**Provided entries:**
· · · ·
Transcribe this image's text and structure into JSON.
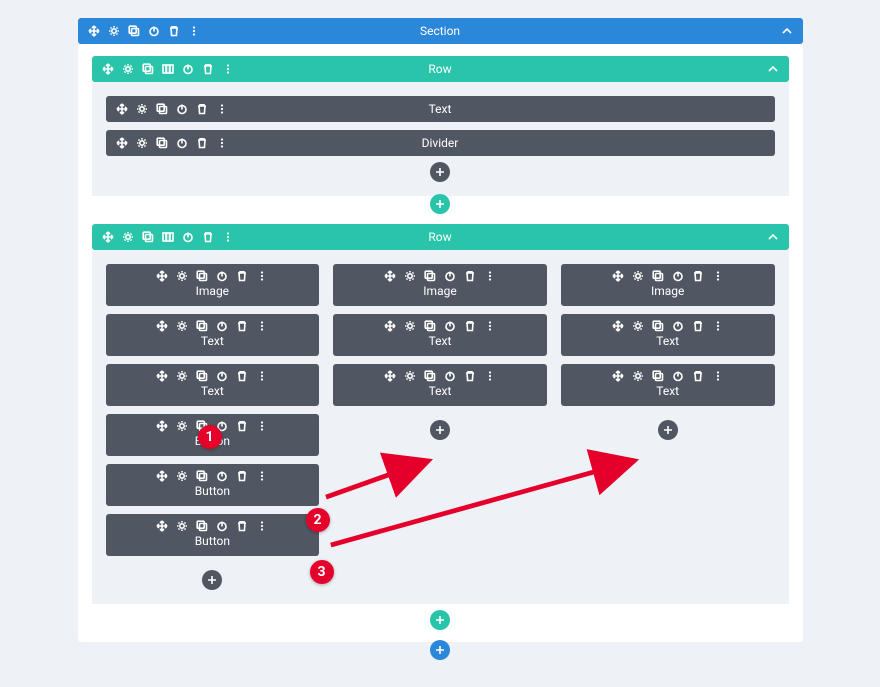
{
  "colors": {
    "section": "#2b87da",
    "row": "#29c4a9",
    "module": "#515762",
    "annotation": "#e4002b",
    "canvas_bg": "#eef1f5"
  },
  "icons": {
    "move": "move-icon",
    "gear": "gear-icon",
    "duplicate": "duplicate-icon",
    "columns": "columns-icon",
    "power": "power-icon",
    "trash": "trash-icon",
    "more": "more-icon",
    "collapse": "chevron-up-icon",
    "add": "plus-icon"
  },
  "section": {
    "label": "Section",
    "rows": [
      {
        "label": "Row",
        "has_columns_icon": true,
        "columns": [
          {
            "modules": [
              {
                "label": "Text"
              },
              {
                "label": "Divider"
              }
            ]
          }
        ]
      },
      {
        "label": "Row",
        "has_columns_icon": true,
        "columns": [
          {
            "modules": [
              {
                "label": "Image"
              },
              {
                "label": "Text"
              },
              {
                "label": "Text"
              },
              {
                "label": "Button"
              },
              {
                "label": "Button"
              },
              {
                "label": "Button"
              }
            ]
          },
          {
            "modules": [
              {
                "label": "Image"
              },
              {
                "label": "Text"
              },
              {
                "label": "Text"
              }
            ]
          },
          {
            "modules": [
              {
                "label": "Image"
              },
              {
                "label": "Text"
              },
              {
                "label": "Text"
              }
            ]
          }
        ]
      }
    ]
  },
  "annotations": {
    "badges": [
      "1",
      "2",
      "3"
    ]
  }
}
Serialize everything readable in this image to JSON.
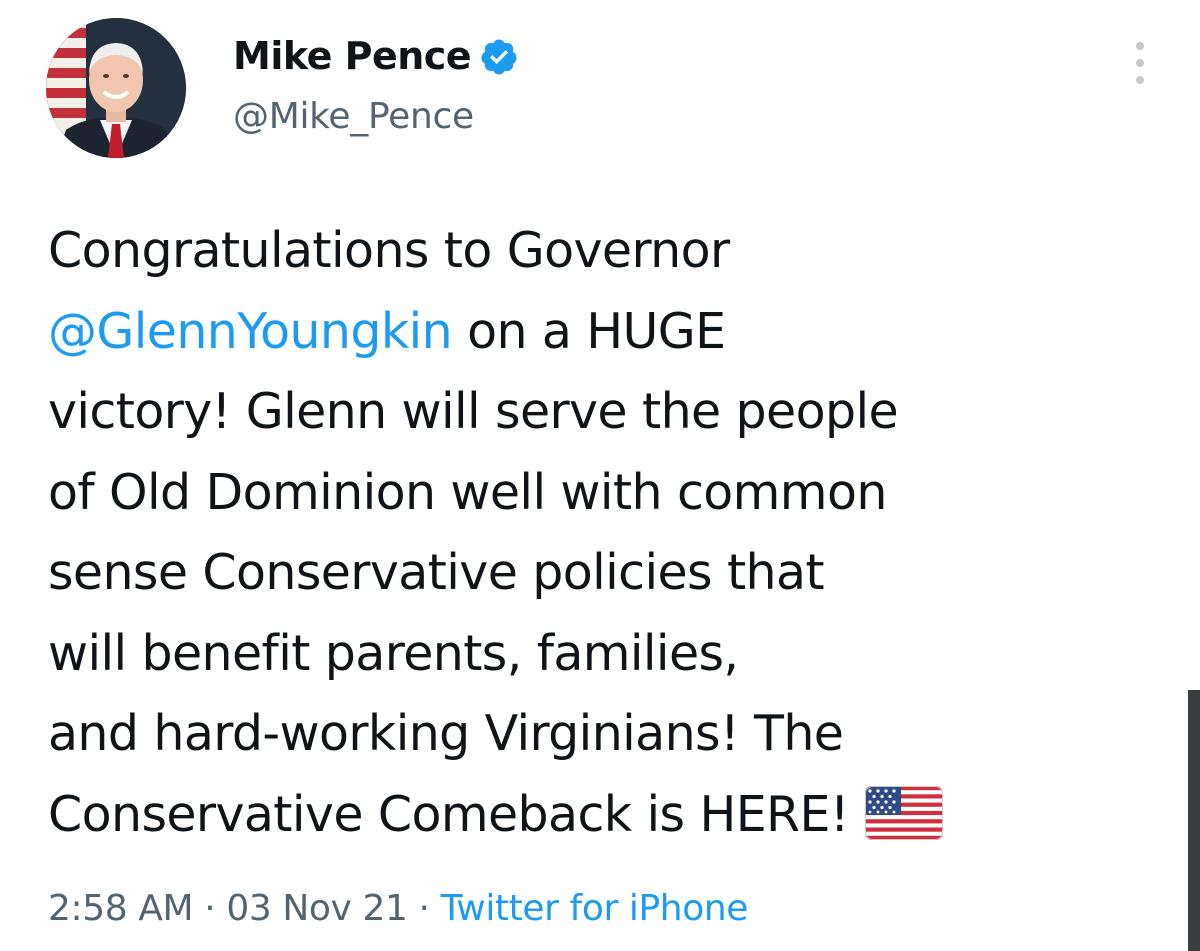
{
  "author": {
    "display_name": "Mike Pence",
    "handle": "@Mike_Pence",
    "verified": true
  },
  "tweet": {
    "lines": [
      {
        "pre": "Congratulations to Governor",
        "mention": "",
        "post": ""
      },
      {
        "pre": "",
        "mention": "@GlennYoungkin",
        "post": " on a HUGE"
      },
      {
        "pre": "victory! Glenn will serve the people",
        "mention": "",
        "post": ""
      },
      {
        "pre": "of Old Dominion well with common",
        "mention": "",
        "post": ""
      },
      {
        "pre": "sense Conservative policies that",
        "mention": "",
        "post": ""
      },
      {
        "pre": "will benefit parents, families,",
        "mention": "",
        "post": ""
      },
      {
        "pre": "and hard-working Virginians! The",
        "mention": "",
        "post": ""
      },
      {
        "pre": "Conservative Comeback is HERE!",
        "mention": "",
        "post": ""
      }
    ],
    "emoji": "us-flag-emoji"
  },
  "meta": {
    "time": "2:58 AM",
    "separator": "·",
    "date": "03 Nov 21",
    "source": "Twitter for iPhone"
  },
  "colors": {
    "text": "#0f1419",
    "secondary": "#536471",
    "link": "#1d9bf0",
    "verified": "#1d9bf0"
  },
  "icons": {
    "verified": "verified-badge-icon",
    "more": "more-dots-icon"
  }
}
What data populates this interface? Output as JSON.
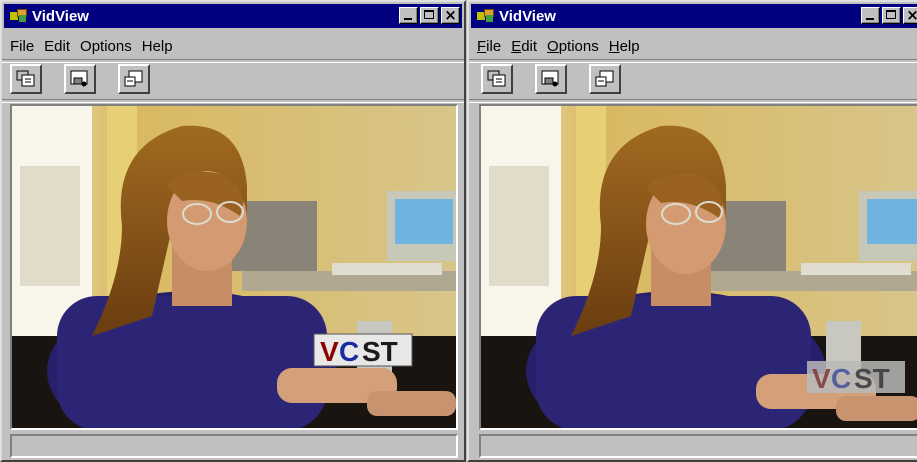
{
  "windows": [
    {
      "title": "VidView",
      "menu": [
        {
          "ul": "",
          "rest": "File"
        },
        {
          "ul": "",
          "rest": "Edit"
        },
        {
          "ul": "",
          "rest": "Options"
        },
        {
          "ul": "",
          "rest": "Help"
        }
      ],
      "toolbar": [
        "capture-frame-icon",
        "video-source-icon",
        "video-format-icon"
      ],
      "logo": {
        "v": "V",
        "c": "C",
        "st": "ST"
      },
      "status": ""
    },
    {
      "title": "VidView",
      "menu": [
        {
          "ul": "F",
          "rest": "ile"
        },
        {
          "ul": "E",
          "rest": "dit"
        },
        {
          "ul": "O",
          "rest": "ptions"
        },
        {
          "ul": "H",
          "rest": "elp"
        }
      ],
      "toolbar": [
        "capture-frame-icon",
        "video-source-icon",
        "video-format-icon"
      ],
      "logo": {
        "v": "V",
        "c": "C",
        "st": "ST"
      },
      "status": ""
    }
  ],
  "colors": {
    "titlebar": "#000080",
    "window_face": "#c0c0c0",
    "logo_v": "#8b0000",
    "logo_c": "#1a2aa0",
    "logo_st": "#1a1a1a"
  }
}
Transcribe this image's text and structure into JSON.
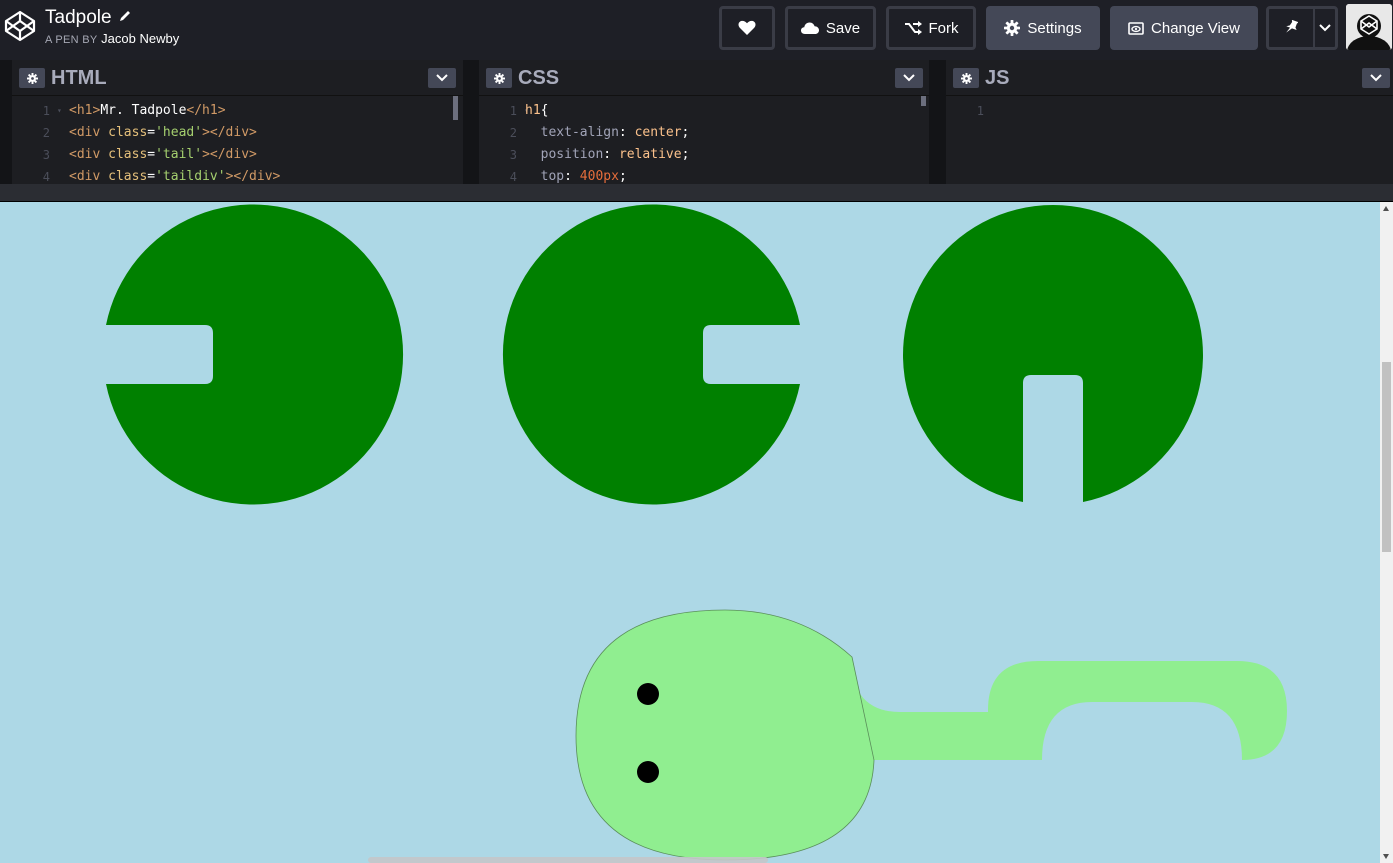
{
  "header": {
    "pen_title": "Tadpole",
    "byline_prefix": "A PEN BY",
    "author": "Jacob Newby",
    "buttons": {
      "save": "Save",
      "fork": "Fork",
      "settings": "Settings",
      "change_view": "Change View"
    },
    "icons": [
      "codepen-logo-icon",
      "pencil-icon",
      "heart-icon",
      "cloud-icon",
      "fork-icon",
      "gear-icon",
      "change-view-icon",
      "pin-icon",
      "chevron-down-icon"
    ]
  },
  "editors": {
    "html": {
      "title": "HTML",
      "lines": [
        {
          "n": "1",
          "parts": [
            [
              "t-tag",
              "<h1>"
            ],
            [
              "t-sel",
              "Mr. Tadpole"
            ],
            [
              "t-tag",
              "</h1>"
            ]
          ]
        },
        {
          "n": "2",
          "parts": [
            [
              "t-tag",
              "<div "
            ],
            [
              "t-attr",
              "class"
            ],
            [
              "t-sel",
              "="
            ],
            [
              "t-str",
              "'head'"
            ],
            [
              "t-tag",
              "></div>"
            ]
          ]
        },
        {
          "n": "3",
          "parts": [
            [
              "t-tag",
              "<div "
            ],
            [
              "t-attr",
              "class"
            ],
            [
              "t-sel",
              "="
            ],
            [
              "t-str",
              "'tail'"
            ],
            [
              "t-tag",
              "></div>"
            ]
          ]
        },
        {
          "n": "4",
          "parts": [
            [
              "t-tag",
              "<div "
            ],
            [
              "t-attr",
              "class"
            ],
            [
              "t-sel",
              "="
            ],
            [
              "t-str",
              "'taildiv'"
            ],
            [
              "t-tag",
              "></div>"
            ]
          ]
        }
      ]
    },
    "css": {
      "title": "CSS",
      "lines": [
        {
          "n": "1",
          "parts": [
            [
              "t-val",
              "h1"
            ],
            [
              "t-sel",
              "{"
            ]
          ]
        },
        {
          "n": "2",
          "parts": [
            [
              "t-prop",
              "  text-align"
            ],
            [
              "t-sel",
              ": "
            ],
            [
              "t-val",
              "center"
            ],
            [
              "t-sel",
              ";"
            ]
          ]
        },
        {
          "n": "3",
          "parts": [
            [
              "t-prop",
              "  position"
            ],
            [
              "t-sel",
              ": "
            ],
            [
              "t-val",
              "relative"
            ],
            [
              "t-sel",
              ";"
            ]
          ]
        },
        {
          "n": "4",
          "parts": [
            [
              "t-prop",
              "  top"
            ],
            [
              "t-sel",
              ": "
            ],
            [
              "t-num",
              "400px"
            ],
            [
              "t-sel",
              ";"
            ]
          ]
        }
      ]
    },
    "js": {
      "title": "JS",
      "lines": [
        {
          "n": "1",
          "parts": []
        }
      ]
    }
  },
  "preview": {
    "background": "#add8e6",
    "pad_color": "#008000",
    "tadpole_color": "#90ee90",
    "eye_color": "#000000"
  }
}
· · · ·
**Problem description:** Identify and copy the lines holding the word "will".

**Right answer:**
        "pre": "victory! Glenn will serve the people",
        "pre": "will benefit parents, families,",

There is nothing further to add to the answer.